Search the material for "Miskolc" and show all lines that contain it.

================================

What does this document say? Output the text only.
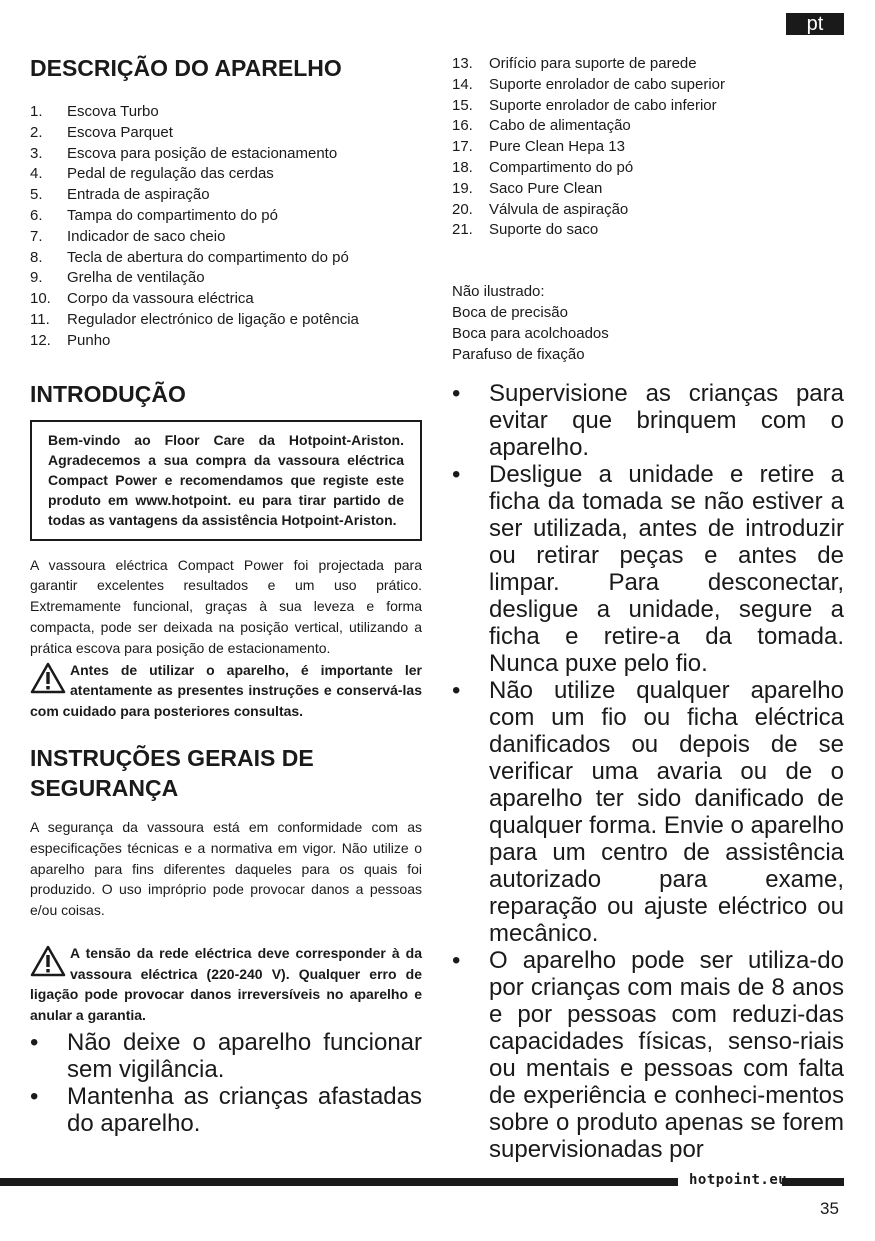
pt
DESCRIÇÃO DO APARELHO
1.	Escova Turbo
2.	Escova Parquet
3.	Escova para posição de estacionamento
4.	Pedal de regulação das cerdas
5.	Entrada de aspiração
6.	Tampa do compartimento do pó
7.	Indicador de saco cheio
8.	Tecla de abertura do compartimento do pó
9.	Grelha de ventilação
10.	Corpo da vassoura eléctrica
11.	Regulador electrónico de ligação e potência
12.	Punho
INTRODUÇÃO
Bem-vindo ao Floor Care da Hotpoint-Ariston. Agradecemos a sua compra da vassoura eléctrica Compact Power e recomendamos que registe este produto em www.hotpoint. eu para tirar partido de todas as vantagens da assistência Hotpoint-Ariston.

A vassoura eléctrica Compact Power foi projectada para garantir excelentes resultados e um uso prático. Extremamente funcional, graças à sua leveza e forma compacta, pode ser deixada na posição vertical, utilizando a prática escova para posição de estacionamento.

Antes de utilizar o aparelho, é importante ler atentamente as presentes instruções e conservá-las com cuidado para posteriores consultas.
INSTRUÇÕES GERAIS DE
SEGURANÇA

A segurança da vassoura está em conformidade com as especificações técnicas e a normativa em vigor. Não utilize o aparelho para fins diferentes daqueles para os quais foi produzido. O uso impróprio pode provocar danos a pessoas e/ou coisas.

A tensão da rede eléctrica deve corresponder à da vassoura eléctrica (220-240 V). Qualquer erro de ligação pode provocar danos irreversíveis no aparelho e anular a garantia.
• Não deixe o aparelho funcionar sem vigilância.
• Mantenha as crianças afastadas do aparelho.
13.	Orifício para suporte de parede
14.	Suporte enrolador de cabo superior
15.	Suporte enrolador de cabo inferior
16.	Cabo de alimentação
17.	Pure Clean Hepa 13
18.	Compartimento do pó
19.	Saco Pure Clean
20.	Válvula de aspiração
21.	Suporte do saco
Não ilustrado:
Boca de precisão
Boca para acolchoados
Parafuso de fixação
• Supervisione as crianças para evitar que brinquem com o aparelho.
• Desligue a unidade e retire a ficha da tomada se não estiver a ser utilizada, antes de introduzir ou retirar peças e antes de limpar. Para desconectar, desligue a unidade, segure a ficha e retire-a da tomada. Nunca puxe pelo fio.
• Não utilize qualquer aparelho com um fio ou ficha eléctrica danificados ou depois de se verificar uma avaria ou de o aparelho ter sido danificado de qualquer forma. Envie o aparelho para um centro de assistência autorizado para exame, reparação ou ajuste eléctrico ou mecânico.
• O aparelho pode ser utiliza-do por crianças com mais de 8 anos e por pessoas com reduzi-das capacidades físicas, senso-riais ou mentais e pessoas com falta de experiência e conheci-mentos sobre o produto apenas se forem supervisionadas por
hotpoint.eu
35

================================

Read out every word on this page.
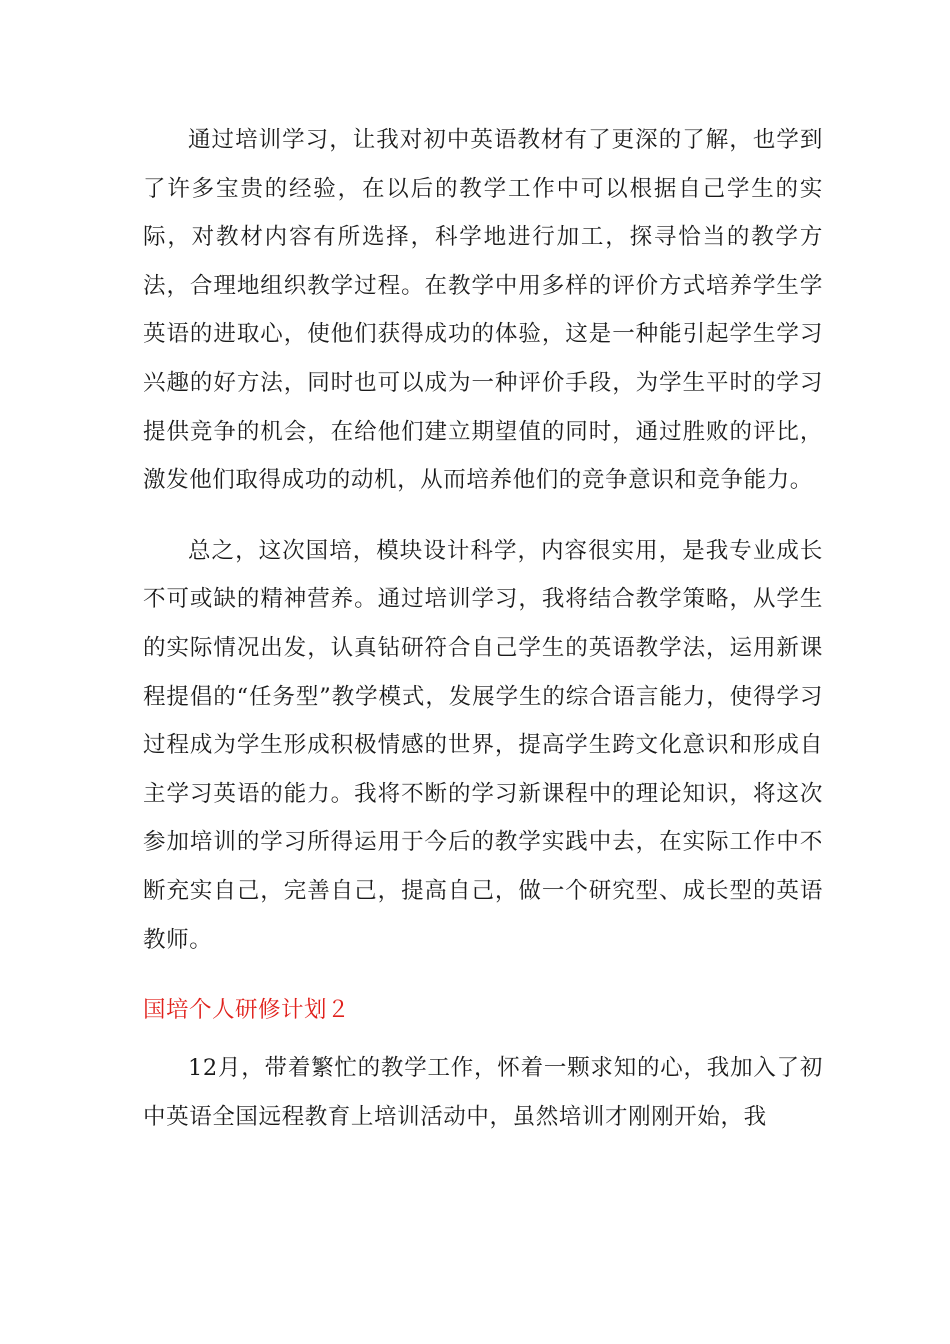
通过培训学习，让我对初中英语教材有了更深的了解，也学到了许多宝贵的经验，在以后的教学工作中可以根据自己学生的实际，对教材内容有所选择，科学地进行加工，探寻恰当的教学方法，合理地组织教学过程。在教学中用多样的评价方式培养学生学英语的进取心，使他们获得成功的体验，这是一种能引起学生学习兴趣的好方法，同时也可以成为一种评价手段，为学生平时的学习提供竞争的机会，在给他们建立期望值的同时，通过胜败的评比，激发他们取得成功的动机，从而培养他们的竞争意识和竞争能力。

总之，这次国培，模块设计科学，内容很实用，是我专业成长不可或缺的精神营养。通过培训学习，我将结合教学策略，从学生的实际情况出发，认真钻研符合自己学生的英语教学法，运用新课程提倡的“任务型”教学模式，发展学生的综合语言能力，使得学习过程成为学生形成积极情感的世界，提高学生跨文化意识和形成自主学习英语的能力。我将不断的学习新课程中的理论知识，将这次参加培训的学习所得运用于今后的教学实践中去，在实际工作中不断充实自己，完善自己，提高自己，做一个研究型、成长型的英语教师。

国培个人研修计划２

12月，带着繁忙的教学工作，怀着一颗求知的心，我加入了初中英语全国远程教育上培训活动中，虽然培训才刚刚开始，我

================================

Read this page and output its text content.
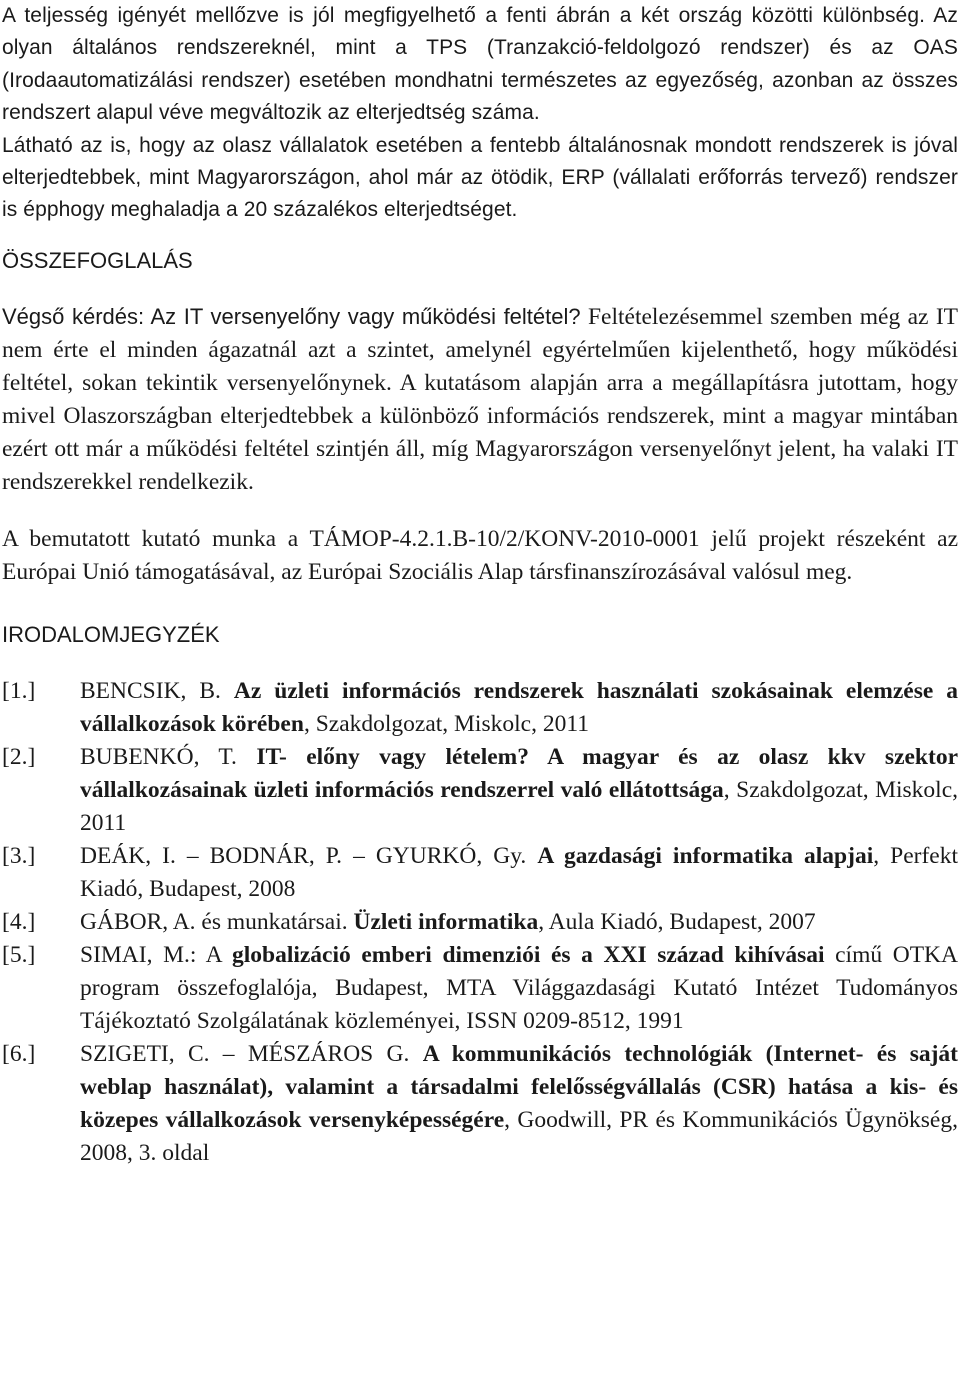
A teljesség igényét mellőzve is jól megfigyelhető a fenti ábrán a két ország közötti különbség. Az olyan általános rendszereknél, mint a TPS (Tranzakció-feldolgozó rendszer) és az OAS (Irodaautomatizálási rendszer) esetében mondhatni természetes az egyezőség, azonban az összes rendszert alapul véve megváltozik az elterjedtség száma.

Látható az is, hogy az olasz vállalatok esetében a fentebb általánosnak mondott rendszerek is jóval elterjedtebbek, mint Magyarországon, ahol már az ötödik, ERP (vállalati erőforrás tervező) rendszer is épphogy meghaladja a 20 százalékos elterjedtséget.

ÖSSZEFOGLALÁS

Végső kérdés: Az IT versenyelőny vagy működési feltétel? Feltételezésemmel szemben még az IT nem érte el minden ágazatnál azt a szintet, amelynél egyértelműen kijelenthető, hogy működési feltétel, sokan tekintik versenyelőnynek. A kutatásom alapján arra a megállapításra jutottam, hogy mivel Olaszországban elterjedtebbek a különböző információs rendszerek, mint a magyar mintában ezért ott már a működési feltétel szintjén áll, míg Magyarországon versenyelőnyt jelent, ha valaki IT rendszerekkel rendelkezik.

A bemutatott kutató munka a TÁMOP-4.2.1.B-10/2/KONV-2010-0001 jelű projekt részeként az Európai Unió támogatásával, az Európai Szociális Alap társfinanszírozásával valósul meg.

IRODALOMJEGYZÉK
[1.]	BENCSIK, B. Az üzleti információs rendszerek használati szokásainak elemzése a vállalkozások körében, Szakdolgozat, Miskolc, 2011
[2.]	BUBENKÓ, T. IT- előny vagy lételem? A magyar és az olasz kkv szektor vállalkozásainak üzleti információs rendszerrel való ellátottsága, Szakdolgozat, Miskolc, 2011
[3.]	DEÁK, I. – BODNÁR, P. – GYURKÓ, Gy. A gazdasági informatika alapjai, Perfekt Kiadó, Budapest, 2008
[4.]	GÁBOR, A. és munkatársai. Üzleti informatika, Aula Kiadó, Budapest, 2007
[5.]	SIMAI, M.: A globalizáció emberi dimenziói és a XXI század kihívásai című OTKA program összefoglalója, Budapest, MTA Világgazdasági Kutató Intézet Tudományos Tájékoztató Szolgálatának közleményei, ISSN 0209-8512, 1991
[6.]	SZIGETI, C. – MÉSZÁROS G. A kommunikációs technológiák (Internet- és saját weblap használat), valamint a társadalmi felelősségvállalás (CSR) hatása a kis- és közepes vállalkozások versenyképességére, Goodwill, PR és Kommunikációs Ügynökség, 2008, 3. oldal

================================

**Reply:**
[1.]	BENCSIK, B. Az üzleti információs rendszerek használati szokásainak elemzése a vállalkozások körében, Szakdolgozat, Miskolc, 2011
[2.]	BUBENKÓ, T. IT- előny vagy lételem? A magyar és az olasz kkv szektor vállalkozásainak üzleti információs rendszerrel való ellátottsága, Szakdolgozat, Miskolc, 2011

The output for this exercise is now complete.